## BEGIN

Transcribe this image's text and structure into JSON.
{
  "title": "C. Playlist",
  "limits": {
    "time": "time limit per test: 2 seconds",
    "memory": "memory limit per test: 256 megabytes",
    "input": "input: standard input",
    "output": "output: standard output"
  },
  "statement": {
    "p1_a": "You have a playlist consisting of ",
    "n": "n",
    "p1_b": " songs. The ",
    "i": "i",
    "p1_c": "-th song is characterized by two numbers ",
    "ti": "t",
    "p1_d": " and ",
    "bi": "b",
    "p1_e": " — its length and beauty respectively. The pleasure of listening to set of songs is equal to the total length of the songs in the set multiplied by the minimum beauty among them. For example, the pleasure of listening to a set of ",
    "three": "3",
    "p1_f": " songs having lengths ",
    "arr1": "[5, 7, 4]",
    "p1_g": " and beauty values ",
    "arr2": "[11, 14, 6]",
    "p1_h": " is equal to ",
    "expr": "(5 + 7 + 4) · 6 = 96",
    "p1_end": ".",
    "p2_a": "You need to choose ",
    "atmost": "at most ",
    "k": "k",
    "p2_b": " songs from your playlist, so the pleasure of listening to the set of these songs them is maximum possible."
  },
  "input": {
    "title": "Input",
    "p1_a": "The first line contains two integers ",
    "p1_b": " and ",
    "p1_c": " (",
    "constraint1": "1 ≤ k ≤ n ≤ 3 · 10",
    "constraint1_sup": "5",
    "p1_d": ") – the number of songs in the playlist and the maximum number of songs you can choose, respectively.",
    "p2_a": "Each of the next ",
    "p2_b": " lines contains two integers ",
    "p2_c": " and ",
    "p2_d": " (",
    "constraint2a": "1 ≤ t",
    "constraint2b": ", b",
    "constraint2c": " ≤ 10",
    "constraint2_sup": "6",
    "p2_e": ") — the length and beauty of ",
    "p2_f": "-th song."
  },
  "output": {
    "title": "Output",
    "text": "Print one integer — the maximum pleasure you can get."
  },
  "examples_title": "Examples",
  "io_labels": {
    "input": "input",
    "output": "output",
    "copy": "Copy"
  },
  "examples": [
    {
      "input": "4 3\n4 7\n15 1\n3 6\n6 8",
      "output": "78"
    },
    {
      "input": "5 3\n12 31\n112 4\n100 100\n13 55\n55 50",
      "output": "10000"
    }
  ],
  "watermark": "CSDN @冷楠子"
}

## END

> _What this task involves_
Of all the lines above, how many contain the word "choose"? Answer with only the number.

> _Right answer_
2